## Data provided:

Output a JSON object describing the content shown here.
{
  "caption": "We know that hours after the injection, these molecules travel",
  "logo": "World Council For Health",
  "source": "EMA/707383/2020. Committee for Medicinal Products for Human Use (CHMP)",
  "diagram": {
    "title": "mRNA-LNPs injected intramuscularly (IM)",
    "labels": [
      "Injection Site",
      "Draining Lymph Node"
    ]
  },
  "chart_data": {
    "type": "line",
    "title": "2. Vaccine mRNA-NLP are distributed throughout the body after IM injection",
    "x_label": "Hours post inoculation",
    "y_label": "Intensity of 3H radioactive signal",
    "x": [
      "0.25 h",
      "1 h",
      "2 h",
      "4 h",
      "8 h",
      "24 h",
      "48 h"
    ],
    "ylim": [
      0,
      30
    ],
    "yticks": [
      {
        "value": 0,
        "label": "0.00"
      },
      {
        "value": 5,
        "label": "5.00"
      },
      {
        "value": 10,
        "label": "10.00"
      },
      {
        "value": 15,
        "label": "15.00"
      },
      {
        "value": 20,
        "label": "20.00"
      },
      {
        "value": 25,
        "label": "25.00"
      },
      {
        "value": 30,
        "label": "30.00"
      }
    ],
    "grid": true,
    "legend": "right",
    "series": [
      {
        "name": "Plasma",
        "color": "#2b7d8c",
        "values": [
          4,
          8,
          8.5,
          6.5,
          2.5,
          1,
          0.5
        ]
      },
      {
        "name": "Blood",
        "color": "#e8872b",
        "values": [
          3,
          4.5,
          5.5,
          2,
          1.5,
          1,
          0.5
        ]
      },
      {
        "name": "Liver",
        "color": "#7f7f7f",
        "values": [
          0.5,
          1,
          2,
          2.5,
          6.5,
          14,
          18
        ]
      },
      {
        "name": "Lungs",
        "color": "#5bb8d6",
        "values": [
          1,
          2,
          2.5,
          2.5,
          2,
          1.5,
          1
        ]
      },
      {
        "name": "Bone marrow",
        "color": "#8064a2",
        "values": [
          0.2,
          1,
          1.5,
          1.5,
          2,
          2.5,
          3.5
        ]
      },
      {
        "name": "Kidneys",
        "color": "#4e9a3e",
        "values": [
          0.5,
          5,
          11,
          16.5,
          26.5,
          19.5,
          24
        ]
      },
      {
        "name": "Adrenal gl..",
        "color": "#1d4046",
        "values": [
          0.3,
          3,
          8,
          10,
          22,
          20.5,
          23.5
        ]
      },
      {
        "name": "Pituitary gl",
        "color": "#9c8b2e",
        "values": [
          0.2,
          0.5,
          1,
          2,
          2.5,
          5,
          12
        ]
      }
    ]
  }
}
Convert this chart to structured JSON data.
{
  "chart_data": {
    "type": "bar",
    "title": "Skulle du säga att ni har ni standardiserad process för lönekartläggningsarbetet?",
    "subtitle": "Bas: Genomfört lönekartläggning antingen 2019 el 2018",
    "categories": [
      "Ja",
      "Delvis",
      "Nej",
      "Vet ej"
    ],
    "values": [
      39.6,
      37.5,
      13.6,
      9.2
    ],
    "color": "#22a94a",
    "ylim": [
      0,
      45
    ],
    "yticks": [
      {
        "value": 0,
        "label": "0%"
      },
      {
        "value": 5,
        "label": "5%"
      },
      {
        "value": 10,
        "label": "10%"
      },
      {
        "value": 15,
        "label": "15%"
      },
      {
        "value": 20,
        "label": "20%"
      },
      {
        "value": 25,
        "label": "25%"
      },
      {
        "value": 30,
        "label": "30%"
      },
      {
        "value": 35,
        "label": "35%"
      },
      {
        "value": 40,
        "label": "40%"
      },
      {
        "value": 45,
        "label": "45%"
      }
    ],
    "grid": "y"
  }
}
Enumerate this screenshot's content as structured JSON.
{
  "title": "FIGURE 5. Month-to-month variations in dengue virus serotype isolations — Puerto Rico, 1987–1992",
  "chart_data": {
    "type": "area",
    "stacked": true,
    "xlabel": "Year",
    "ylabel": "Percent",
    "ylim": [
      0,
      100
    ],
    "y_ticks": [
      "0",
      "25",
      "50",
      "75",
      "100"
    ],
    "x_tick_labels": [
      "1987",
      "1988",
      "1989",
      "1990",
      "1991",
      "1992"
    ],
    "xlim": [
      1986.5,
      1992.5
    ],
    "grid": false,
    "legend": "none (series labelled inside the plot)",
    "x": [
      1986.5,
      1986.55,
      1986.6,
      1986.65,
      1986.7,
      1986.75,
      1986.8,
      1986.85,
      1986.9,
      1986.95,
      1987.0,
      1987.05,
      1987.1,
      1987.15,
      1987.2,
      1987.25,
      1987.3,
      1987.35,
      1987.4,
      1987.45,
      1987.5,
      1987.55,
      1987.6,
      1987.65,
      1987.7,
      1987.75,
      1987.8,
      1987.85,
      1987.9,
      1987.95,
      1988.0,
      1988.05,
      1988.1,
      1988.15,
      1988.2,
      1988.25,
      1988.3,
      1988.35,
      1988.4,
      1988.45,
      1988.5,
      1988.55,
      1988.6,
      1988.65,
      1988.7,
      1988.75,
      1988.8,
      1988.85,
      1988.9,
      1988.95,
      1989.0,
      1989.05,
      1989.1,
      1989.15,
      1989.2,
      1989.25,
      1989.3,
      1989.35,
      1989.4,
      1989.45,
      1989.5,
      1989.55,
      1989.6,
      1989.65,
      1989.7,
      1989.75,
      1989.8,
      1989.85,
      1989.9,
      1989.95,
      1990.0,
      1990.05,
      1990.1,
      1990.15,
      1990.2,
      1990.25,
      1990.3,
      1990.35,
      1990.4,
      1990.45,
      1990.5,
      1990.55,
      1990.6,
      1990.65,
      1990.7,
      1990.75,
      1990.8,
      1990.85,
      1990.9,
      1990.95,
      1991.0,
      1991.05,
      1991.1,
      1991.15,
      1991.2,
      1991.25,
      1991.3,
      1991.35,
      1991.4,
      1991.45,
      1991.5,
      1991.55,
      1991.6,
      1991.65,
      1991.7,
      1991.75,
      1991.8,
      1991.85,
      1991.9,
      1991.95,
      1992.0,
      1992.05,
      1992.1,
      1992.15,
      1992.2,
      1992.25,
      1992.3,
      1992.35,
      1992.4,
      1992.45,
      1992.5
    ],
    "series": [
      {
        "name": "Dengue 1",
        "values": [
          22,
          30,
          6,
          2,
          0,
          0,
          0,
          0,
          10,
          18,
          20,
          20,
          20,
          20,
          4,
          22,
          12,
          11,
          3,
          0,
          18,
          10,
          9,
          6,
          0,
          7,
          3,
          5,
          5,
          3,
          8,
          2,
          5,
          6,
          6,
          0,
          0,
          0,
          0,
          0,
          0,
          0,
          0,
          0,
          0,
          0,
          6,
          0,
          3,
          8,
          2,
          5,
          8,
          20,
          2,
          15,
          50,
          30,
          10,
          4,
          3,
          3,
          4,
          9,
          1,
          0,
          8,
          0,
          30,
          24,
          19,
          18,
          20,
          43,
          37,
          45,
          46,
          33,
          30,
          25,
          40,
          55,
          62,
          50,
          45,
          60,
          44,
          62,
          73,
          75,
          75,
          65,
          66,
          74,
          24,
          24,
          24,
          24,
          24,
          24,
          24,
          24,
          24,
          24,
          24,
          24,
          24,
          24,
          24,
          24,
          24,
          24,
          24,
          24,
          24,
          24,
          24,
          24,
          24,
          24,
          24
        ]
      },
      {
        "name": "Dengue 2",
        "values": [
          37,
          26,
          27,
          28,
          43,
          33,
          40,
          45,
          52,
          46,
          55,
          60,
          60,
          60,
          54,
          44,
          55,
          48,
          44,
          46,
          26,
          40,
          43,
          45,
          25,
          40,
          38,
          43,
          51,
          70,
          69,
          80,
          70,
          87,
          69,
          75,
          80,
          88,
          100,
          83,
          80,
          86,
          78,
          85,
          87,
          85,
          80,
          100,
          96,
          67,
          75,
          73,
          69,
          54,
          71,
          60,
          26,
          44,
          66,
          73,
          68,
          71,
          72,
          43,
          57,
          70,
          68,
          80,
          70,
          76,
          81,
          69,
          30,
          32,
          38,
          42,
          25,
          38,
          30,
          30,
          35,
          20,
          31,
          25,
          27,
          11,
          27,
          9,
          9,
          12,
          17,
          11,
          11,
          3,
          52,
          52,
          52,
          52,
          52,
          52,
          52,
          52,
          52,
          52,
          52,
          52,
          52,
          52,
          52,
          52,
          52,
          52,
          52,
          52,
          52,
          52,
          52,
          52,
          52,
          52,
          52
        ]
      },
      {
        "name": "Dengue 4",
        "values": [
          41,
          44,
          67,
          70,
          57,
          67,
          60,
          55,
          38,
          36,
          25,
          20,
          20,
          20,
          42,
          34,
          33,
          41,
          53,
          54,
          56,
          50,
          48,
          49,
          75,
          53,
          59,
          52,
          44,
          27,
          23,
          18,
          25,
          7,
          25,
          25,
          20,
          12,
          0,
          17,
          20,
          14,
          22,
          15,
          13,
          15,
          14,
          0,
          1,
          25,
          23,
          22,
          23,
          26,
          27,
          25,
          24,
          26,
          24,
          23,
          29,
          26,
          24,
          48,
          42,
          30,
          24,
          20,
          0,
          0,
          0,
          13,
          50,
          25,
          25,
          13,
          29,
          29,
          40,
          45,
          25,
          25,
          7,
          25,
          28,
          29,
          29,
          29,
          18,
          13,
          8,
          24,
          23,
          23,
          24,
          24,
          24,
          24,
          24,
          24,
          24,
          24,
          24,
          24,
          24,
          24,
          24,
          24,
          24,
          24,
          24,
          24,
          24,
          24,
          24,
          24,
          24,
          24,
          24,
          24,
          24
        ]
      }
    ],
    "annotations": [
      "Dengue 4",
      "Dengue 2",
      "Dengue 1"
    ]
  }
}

## The task:
Please give the number of lines above that contain the string "legend", and nothing more.

## Reply:
2